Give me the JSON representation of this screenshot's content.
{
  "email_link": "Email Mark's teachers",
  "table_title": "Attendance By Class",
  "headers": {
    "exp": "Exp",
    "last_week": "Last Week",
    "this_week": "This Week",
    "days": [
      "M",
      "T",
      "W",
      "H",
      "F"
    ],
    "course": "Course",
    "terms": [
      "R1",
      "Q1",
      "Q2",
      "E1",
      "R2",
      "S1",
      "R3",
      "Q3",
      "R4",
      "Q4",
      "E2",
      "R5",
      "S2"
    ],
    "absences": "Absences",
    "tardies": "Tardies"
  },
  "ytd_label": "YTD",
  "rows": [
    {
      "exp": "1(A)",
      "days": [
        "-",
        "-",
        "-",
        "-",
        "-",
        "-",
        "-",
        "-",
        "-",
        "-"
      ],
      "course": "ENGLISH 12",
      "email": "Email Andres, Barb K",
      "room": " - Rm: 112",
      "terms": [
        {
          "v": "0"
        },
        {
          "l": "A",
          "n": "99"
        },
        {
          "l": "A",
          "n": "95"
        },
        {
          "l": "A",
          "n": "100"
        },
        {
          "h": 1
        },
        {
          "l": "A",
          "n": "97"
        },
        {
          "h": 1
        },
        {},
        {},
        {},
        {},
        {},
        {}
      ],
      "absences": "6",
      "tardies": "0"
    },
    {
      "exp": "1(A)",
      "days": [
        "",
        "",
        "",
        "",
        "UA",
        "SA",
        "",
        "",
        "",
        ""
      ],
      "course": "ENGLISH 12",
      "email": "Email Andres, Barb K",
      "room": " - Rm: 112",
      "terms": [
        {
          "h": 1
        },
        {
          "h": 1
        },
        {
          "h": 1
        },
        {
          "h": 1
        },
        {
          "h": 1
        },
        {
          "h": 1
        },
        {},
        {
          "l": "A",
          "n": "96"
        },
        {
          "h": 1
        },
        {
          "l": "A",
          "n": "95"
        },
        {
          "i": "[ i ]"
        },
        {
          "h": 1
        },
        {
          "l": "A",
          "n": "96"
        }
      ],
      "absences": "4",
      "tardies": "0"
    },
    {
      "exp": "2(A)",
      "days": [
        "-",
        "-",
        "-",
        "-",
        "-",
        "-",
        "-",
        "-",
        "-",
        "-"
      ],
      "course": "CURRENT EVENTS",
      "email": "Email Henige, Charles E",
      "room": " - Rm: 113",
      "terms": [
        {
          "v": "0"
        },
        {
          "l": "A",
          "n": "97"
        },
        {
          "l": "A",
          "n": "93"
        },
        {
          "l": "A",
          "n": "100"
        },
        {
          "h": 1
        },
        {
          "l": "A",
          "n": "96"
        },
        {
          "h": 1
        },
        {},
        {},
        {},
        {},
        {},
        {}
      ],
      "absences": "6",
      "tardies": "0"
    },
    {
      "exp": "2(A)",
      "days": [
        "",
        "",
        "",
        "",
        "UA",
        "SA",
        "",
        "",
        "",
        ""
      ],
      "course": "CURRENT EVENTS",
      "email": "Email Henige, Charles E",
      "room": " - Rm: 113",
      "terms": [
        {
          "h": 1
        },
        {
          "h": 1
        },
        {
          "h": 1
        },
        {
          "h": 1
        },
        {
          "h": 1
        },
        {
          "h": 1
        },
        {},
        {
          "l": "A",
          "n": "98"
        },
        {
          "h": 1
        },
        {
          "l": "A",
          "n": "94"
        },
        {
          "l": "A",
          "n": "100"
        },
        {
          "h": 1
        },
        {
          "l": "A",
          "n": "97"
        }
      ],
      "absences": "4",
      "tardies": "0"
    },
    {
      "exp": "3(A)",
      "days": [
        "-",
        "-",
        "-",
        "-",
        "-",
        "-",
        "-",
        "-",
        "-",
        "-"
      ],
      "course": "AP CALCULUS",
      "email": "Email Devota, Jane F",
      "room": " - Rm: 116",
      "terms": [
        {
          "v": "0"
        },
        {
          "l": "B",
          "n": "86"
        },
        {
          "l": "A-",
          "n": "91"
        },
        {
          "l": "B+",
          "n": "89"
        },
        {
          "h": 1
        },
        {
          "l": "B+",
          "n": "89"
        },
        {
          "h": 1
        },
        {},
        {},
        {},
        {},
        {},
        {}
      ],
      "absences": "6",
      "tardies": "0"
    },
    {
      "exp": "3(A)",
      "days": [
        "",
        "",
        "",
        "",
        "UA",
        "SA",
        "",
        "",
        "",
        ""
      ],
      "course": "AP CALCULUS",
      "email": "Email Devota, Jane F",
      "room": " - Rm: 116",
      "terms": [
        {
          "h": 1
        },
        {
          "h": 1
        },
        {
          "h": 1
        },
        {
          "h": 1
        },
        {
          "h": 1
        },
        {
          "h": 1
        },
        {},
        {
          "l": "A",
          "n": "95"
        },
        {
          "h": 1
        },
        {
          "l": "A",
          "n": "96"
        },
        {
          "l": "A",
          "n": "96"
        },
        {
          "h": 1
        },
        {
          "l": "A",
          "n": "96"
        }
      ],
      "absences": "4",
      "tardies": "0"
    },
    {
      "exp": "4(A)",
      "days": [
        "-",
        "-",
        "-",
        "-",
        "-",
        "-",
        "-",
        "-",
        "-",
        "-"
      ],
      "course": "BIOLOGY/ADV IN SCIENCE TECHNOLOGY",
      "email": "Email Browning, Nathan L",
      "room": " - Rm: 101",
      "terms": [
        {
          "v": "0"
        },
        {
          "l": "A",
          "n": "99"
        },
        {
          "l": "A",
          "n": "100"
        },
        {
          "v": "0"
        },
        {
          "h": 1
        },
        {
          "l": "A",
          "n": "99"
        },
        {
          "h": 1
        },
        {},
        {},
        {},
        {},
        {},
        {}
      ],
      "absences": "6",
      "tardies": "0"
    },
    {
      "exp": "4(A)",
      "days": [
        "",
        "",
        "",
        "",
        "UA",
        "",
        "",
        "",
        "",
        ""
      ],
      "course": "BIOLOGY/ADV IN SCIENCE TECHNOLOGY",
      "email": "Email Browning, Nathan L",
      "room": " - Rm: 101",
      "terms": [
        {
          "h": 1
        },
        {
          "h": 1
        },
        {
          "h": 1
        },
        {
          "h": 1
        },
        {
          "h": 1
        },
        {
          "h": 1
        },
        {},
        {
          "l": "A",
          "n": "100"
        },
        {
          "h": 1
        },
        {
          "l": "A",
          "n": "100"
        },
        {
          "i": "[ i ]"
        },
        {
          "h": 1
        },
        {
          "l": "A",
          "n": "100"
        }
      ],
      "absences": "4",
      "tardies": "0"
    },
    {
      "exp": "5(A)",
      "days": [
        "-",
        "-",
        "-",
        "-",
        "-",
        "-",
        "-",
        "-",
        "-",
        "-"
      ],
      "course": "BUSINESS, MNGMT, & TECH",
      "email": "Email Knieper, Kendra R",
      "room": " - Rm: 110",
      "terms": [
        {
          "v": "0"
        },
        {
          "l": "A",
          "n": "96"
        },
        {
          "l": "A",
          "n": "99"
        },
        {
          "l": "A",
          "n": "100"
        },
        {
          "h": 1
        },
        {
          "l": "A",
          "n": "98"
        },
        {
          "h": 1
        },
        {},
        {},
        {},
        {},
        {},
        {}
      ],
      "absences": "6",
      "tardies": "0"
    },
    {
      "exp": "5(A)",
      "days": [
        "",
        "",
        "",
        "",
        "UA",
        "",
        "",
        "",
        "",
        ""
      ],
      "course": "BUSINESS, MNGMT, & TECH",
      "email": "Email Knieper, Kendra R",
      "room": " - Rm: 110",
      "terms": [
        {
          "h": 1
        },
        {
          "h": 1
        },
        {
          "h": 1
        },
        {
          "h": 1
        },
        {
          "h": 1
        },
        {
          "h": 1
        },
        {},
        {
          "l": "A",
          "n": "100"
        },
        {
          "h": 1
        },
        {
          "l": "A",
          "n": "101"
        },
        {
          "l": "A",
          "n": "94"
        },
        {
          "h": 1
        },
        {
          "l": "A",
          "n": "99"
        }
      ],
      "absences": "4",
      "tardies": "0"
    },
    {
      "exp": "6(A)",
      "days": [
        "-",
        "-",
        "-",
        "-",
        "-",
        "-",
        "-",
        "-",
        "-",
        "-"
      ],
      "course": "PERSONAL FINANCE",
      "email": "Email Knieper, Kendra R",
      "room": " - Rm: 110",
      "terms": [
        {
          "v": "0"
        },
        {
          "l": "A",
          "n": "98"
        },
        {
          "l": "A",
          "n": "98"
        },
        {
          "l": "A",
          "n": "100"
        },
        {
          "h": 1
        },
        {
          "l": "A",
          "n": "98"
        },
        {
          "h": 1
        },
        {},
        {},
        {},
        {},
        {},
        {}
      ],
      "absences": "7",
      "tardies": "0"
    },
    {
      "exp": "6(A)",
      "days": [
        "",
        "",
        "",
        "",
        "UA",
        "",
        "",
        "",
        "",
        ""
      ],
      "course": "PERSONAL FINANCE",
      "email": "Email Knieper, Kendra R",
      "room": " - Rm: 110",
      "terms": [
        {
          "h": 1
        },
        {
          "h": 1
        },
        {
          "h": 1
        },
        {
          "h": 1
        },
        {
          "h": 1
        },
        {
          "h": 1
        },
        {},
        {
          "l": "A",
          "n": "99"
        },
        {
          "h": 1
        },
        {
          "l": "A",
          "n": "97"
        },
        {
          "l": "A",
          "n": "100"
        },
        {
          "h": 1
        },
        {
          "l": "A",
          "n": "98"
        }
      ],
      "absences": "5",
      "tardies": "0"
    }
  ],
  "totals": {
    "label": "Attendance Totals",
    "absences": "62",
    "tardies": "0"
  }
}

> [Written problem]: Across the records, how many lines contain "Attendance"? Only the number should be given.

> [Finished task]: 2